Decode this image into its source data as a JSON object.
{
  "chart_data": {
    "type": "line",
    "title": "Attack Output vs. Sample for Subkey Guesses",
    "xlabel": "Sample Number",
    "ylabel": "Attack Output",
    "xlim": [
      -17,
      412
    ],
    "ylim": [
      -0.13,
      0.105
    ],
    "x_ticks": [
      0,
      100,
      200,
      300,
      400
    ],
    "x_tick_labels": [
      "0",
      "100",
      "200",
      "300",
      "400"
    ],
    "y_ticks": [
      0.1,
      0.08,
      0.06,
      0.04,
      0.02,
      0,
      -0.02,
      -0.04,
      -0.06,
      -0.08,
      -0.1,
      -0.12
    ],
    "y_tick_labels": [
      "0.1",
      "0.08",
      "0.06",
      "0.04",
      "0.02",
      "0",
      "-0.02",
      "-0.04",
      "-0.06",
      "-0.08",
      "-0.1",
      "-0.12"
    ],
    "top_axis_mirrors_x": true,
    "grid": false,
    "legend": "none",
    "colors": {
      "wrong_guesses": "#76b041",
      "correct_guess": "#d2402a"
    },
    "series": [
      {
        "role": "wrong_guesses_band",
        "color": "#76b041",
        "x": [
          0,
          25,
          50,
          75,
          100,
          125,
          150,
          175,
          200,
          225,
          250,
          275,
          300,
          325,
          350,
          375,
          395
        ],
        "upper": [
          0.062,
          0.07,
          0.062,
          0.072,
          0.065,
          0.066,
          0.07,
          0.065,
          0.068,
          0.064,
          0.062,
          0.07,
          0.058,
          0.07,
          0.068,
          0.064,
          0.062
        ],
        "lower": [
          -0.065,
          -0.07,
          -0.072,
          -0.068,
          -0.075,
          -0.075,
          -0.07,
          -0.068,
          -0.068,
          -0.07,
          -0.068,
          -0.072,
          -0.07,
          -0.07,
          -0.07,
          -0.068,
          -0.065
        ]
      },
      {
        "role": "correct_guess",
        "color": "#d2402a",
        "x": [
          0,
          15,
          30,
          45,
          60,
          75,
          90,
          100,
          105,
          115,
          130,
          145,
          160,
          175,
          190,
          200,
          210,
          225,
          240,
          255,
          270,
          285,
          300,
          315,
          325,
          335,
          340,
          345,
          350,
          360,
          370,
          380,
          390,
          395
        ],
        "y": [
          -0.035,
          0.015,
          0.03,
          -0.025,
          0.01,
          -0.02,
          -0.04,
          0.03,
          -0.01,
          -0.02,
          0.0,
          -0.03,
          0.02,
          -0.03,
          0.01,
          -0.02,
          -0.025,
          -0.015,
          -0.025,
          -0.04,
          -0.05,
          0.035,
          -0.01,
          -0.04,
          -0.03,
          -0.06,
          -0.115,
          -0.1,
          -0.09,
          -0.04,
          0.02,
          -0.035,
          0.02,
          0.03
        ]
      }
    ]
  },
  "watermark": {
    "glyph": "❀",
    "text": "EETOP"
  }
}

Job
Working from the material above, retype it in its entirety without change.

Solved problem
Decode this image into its source data as a JSON object.
{
  "chart_data": {
    "type": "line",
    "title": "Attack Output vs. Sample for Subkey Guesses",
    "xlabel": "Sample Number",
    "ylabel": "Attack Output",
    "xlim": [
      -17,
      412
    ],
    "ylim": [
      -0.13,
      0.105
    ],
    "x_ticks": [
      0,
      100,
      200,
      300,
      400
    ],
    "x_tick_labels": [
      "0",
      "100",
      "200",
      "300",
      "400"
    ],
    "y_ticks": [
      0.1,
      0.08,
      0.06,
      0.04,
      0.02,
      0,
      -0.02,
      -0.04,
      -0.06,
      -0.08,
      -0.1,
      -0.12
    ],
    "y_tick_labels": [
      "0.1",
      "0.08",
      "0.06",
      "0.04",
      "0.02",
      "0",
      "-0.02",
      "-0.04",
      "-0.06",
      "-0.08",
      "-0.1",
      "-0.12"
    ],
    "top_axis_mirrors_x": true,
    "grid": false,
    "legend": "none",
    "colors": {
      "wrong_guesses": "#76b041",
      "correct_guess": "#d2402a"
    },
    "series": [
      {
        "role": "wrong_guesses_band",
        "color": "#76b041",
        "x": [
          0,
          25,
          50,
          75,
          100,
          125,
          150,
          175,
          200,
          225,
          250,
          275,
          300,
          325,
          350,
          375,
          395
        ],
        "upper": [
          0.062,
          0.07,
          0.062,
          0.072,
          0.065,
          0.066,
          0.07,
          0.065,
          0.068,
          0.064,
          0.062,
          0.07,
          0.058,
          0.07,
          0.068,
          0.064,
          0.062
        ],
        "lower": [
          -0.065,
          -0.07,
          -0.072,
          -0.068,
          -0.075,
          -0.075,
          -0.07,
          -0.068,
          -0.068,
          -0.07,
          -0.068,
          -0.072,
          -0.07,
          -0.07,
          -0.07,
          -0.068,
          -0.065
        ]
      },
      {
        "role": "correct_guess",
        "color": "#d2402a",
        "x": [
          0,
          15,
          30,
          45,
          60,
          75,
          90,
          100,
          105,
          115,
          130,
          145,
          160,
          175,
          190,
          200,
          210,
          225,
          240,
          255,
          270,
          285,
          300,
          315,
          325,
          335,
          340,
          345,
          350,
          360,
          370,
          380,
          390,
          395
        ],
        "y": [
          -0.035,
          0.015,
          0.03,
          -0.025,
          0.01,
          -0.02,
          -0.04,
          0.03,
          -0.01,
          -0.02,
          0.0,
          -0.03,
          0.02,
          -0.03,
          0.01,
          -0.02,
          -0.025,
          -0.015,
          -0.025,
          -0.04,
          -0.05,
          0.035,
          -0.01,
          -0.04,
          -0.03,
          -0.06,
          -0.115,
          -0.1,
          -0.09,
          -0.04,
          0.02,
          -0.035,
          0.02,
          0.03
        ]
      }
    ]
  },
  "watermark": {
    "glyph": "❀",
    "text": "EETOP"
  }
}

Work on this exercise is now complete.